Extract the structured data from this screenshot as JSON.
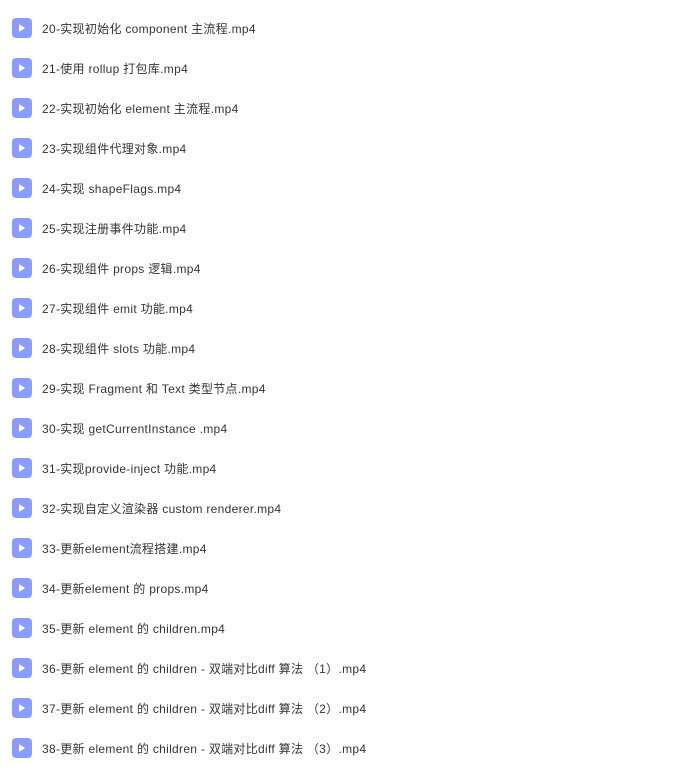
{
  "files": [
    {
      "name": "20-实现初始化 component 主流程.mp4"
    },
    {
      "name": "21-使用 rollup 打包库.mp4"
    },
    {
      "name": "22-实现初始化 element 主流程.mp4"
    },
    {
      "name": "23-实现组件代理对象.mp4"
    },
    {
      "name": "24-实现 shapeFlags.mp4"
    },
    {
      "name": "25-实现注册事件功能.mp4"
    },
    {
      "name": "26-实现组件 props 逻辑.mp4"
    },
    {
      "name": "27-实现组件 emit 功能.mp4"
    },
    {
      "name": "28-实现组件 slots 功能.mp4"
    },
    {
      "name": "29-实现 Fragment 和 Text 类型节点.mp4"
    },
    {
      "name": "30-实现 getCurrentInstance .mp4"
    },
    {
      "name": "31-实现provide-inject 功能.mp4"
    },
    {
      "name": "32-实现自定义渲染器 custom renderer.mp4"
    },
    {
      "name": "33-更新element流程搭建.mp4"
    },
    {
      "name": "34-更新element 的 props.mp4"
    },
    {
      "name": "35-更新 element 的 children.mp4"
    },
    {
      "name": "36-更新 element 的 children - 双端对比diff 算法 （1）.mp4"
    },
    {
      "name": "37-更新 element 的 children - 双端对比diff 算法 （2）.mp4"
    },
    {
      "name": "38-更新 element 的 children - 双端对比diff 算法 （3）.mp4"
    }
  ]
}
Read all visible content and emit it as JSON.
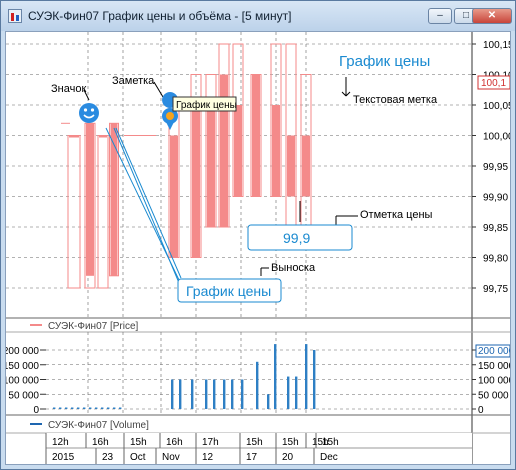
{
  "window": {
    "title": "СУЭК-Фин07 График цены и объёма - [5 минут]",
    "minimize": "–",
    "maximize": "□",
    "close": "✕"
  },
  "price_axis": {
    "ticks": [
      "100,15",
      "100,10",
      "100,05",
      "100,00",
      "99,95",
      "99,90",
      "99,85",
      "99,80",
      "99,75"
    ],
    "current_marker": "100,1"
  },
  "volume_axis": {
    "ticks": [
      "200 000",
      "150 000",
      "100 000",
      "50 000",
      "0"
    ],
    "current_marker": "200 000"
  },
  "annotations": {
    "icon_label": "Значок",
    "note_label": "Заметка",
    "note_tooltip": "График цены",
    "chart_title_text": "График цены",
    "text_label": "Текстовая метка",
    "price_mark_label": "Отметка цены",
    "price_mark_value": "99,9",
    "callout_label": "Выноска",
    "callout_text": "График цены"
  },
  "legends": {
    "price": "СУЭК-Фин07 [Price]",
    "volume": "СУЭК-Фин07 [Volume]"
  },
  "time_axis": {
    "row1": [
      "12h",
      "16h",
      "15h",
      "16h",
      "17h",
      "15h",
      "15h",
      "15h",
      "15h"
    ],
    "row2": [
      "2015",
      "23",
      "Oct",
      "Nov",
      "12",
      "17",
      "20",
      "Dec"
    ]
  },
  "colors": {
    "price_bar": "#f48a8a",
    "volume_bar": "#2e7fc4",
    "axis_marker_price": "#d03030",
    "axis_marker_volume": "#1e66b0",
    "annotation": "#1a8ad0"
  },
  "chart_data": [
    {
      "type": "bar",
      "title": "",
      "series": [
        {
          "name": "СУЭК-Фин07 [Price]",
          "description": "candles (open/close body with high/low wicks)"
        }
      ],
      "candles": [
        {
          "low": 99.75,
          "high": 100.0,
          "open": 100.0,
          "close": 100.0
        },
        {
          "low": 99.75,
          "high": 100.02,
          "open": 100.02,
          "close": 99.77
        },
        {
          "low": 99.75,
          "high": 100.0,
          "open": 100.0,
          "close": 100.0
        },
        {
          "low": 99.77,
          "high": 100.02,
          "open": 100.02,
          "close": 99.77
        },
        {
          "low": 99.8,
          "high": 100.05,
          "open": 100.0,
          "close": 99.8
        },
        {
          "low": 99.8,
          "high": 100.1,
          "open": 100.05,
          "close": 99.8
        },
        {
          "low": 99.85,
          "high": 100.1,
          "open": 100.05,
          "close": 99.85
        },
        {
          "low": 99.85,
          "high": 100.15,
          "open": 100.1,
          "close": 99.85
        },
        {
          "low": 99.9,
          "high": 100.15,
          "open": 100.05,
          "close": 99.9
        },
        {
          "low": 99.9,
          "high": 100.1,
          "open": 100.1,
          "close": 99.9
        },
        {
          "low": 99.9,
          "high": 100.15,
          "open": 100.05,
          "close": 99.9
        },
        {
          "low": 99.85,
          "high": 100.15,
          "open": 100.0,
          "close": 99.9
        },
        {
          "low": 99.85,
          "high": 100.1,
          "open": 100.0,
          "close": 99.9
        }
      ],
      "ylim": [
        99.72,
        100.18
      ]
    },
    {
      "type": "bar",
      "series": [
        {
          "name": "СУЭК-Фин07 [Volume]"
        }
      ],
      "values": [
        0,
        0,
        0,
        0,
        0,
        0,
        0,
        0,
        0,
        0,
        0,
        0,
        100000,
        100000,
        100000,
        100000,
        100000,
        100000,
        100000,
        100000,
        160000,
        50000,
        220000,
        110000,
        110000,
        220000,
        200000
      ],
      "ylim": [
        0,
        220000
      ]
    }
  ]
}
+ + +
## Task directions
How many lines in these entries contain the string "children"? State the number and nothing more.

## Solution for this problem
4